* **SOURCE EXTRACT**:
Still, it wouldn't have hurt for them to throw in a "good" paladin oath or 2 to balance out the bad ones.


----------



## Patrick McGill (Dec 19, 2016)

I like treachery. I hadn't thought of having alternatives to oath reakers., but as a dm who likes evil fallen Paladin npcs I'm happy with it.

Paladin as a whole is in a really good place this edition so I'm ambivalent to the hell knight.


----------



## Vymair (Dec 19, 2016)

Pass, I play a paladin to be a hero that people admire, not fear.  I see some value for interesting NPCs here, but not for player characters.


----------



## gyor (Dec 19, 2016)

I notice the irony that because Oath of Treachery has no tenents, you can be a Lawful Good Oath of Treachery Paladin, there is absolutely nothing that requires or encourages evil unlike like Oath Breaker.

 And the Oath of Conquest Paladin has clearly been inspired by Pathfinder's Hellknights BIG time. For FR I can see Oath of Conquest Paladins for Tempus, Bane, Lovitar, Abbathor, Tiamat, Gilgamesh, Set, Sebek, Anhur maybe, Helm (rarely), the Grey Dwarf Gods, Various Archdevils, Garuth, Garagos, Grazzt dispite being Chaotic he's still master of Tyranny, Talona, Shar.

 How is this for an irony, a Lawful Evil Oath of Conquest Paladin can fall by doing a act of mercy and kindness to become a Lawful Good Oath of Treachery Paladin.


----------



## Kobold Avenger (Dec 19, 2016)

I think they're trying to get at least 1 Paladin Oath for each alignment.  With Protection (LG), Ancients (NG), Vengeance (N), Crown (LN), Oathbreaker (NE), Conquest (LE), and Treachery (CE).

They just need to fill out CG and CN.  I feel they just need to think of something distinct for those 2 alignments and then there'll be one of each alignment.

Many have proposed Liberation of CG, as that existed before.  It just needs it's mechanics and story background that make it different enough from Protection and Ancients.

I have my idea of Madness for CN, which would be about delusions, insanity and possibly Great Old Ones.


----------



## Litania (Dec 19, 2016)

I disagree with everyone who is saying they don't feel like paladins. Oath of treachery conjures up multiple classical figures for me, from lich king Arthas to lord Soth in Dragonlance. As for someone who read the original Oathbreaker and thought: "undead? Why?" I love having this option.

* **TASK DETAILS**:
In the forum thread on paladin oaths, which two alignments does Kobold Avenger say still lack a paladin oath?

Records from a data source

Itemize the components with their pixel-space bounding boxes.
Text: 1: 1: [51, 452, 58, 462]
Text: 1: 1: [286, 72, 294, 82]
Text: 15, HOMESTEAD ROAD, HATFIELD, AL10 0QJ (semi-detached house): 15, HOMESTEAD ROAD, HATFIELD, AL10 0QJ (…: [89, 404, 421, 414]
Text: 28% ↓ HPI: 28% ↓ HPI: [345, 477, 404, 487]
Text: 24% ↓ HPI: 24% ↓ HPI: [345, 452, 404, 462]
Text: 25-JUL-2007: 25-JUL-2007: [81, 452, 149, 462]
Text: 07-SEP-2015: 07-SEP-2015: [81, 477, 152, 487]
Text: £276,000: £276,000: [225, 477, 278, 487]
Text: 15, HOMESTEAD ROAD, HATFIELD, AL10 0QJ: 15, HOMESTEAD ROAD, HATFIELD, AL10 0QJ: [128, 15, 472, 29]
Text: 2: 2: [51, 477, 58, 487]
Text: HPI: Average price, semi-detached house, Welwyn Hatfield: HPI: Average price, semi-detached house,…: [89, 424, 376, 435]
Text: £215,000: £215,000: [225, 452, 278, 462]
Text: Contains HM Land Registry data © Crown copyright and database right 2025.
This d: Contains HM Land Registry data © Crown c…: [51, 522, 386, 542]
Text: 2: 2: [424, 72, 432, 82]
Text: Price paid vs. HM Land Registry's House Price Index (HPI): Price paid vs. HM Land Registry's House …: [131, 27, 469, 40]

* **CORRECT RESULT**:
CG and CN (chaotic good and chaotic neutral).